§ **Excerpted passage**

--------------------

The golden waltz was invented by Natalia Dubova, Marina Klimova, and Sergei Ponomarenko; it was first performed in Moscow, Russia, in 1987. It is skated in the music rhythm of the Viennese waltz 3/4, and at a tempo of 62 three-beat measures per minute (186 beats per minute). The Viennese waltz is considered the genesis of the golden waltz.

The golden waltz is a complex dance that incorporates positions that had not been commonly used in pattern dances; for example, the spread eagle and the shoot-the-duck. It has been called "a highly technical, demanding and elegant ice dance characterized by long, flowing edges, intricate, fast, and complex steps, and deep lyrical, and romantic movements". It is executed with long edges that are inspersed with twizzles and three-turns. Skaters need to demonstrate extra control during the dance because of its intricate steps, positions, and changes of hold. They must also maintain a consistent flow and "a lifting waltz character" throughout the dance.

The golden waltz starts in a closed hold for the opening three-turns, and is executed through open holds, Kilian holds, and reversed Kilian holds. It includes more three-turns, a cross step, an S step, a C step, and coupées. At about halfway through the dance, the lead partner executes a spread eagle into a rocker step. A little bit later, they enter into the "Casade and Dip" section, a series of three-turns, a twizzle-like motion, and a series of cross steps. The dance ends with both partners dancing on both feet and the lead partner executing a quick three-turn. (Note: See U.S. Figure Skating Rulebook, pp. 423-424, for diagrams of the golden waltz for both the lead and follow partners.)

See also

- Canadian ice dancers Tessa Virtue and Scott Moir perform the Golden Waltz at the 2010 World Championships

=== Hickory hoedown ===
The hickory hoedown was invented by Wendy Weinstock Milnar, Holly Genola Coletak, and H. Theodore Graves, and was first performed in New York City in 1987. It is skated in the music rhythm of the country-western hoedown 4/4, and at a tempo of 32 four-beat measures per minute (104 beats per minute). The hickory hoedown is "a symmetrical half-rink pattern dance", and has been described as "light, carefree and airy".

The music for the hickory hoedown should be taken from formal square dancing, should convey the country-western style of music, and should "reflect enjoyment and flair throughout". The free leg action required, if the skaters show supple knee action and good control, adds crispness and accents the character of the dance. The content of the dance is mostly symmetrical because it contains identical sequences in both directions. As a result, well-controlled knee bends, exaggerated and firm leg extensions, and well-controlled and deep edges are required for appropriate expression. (Note: See U.S. Figure Skating Rulebook, p. 352, for a diagram of the hickory hoedown.)

--------------------

Source records
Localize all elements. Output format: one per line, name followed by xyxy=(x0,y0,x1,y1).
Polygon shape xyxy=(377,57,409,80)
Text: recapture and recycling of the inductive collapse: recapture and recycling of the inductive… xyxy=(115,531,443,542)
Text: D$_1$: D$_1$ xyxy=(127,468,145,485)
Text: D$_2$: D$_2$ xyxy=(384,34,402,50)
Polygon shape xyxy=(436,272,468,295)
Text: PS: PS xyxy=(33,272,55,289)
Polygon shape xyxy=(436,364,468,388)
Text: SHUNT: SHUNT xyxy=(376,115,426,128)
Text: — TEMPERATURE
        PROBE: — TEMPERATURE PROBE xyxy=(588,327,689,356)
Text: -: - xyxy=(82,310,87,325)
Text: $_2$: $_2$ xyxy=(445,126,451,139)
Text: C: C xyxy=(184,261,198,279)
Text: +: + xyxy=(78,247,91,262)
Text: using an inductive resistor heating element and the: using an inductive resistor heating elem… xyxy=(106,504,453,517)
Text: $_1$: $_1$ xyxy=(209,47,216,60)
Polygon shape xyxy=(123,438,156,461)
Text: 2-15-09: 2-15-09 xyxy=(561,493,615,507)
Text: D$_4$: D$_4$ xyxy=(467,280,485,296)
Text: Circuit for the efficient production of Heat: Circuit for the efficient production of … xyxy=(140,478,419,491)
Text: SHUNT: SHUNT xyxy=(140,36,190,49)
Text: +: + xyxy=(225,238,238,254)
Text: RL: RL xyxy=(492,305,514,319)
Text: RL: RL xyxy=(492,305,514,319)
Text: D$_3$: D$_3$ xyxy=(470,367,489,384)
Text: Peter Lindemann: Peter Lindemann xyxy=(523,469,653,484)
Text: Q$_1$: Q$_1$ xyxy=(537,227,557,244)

--------------------

Answer the following from the passage on the golden waltz and hickory hoedown:
1. In which city and year was the golden waltz first performed?
2. What does the lead partner execute at about halfway through the golden waltz?
3. From what source should the music for the hickory hoedown be taken?

1. Moscow, Russia, in 1987.
2. A spread eagle into a rocker step.
3. From formal square dancing.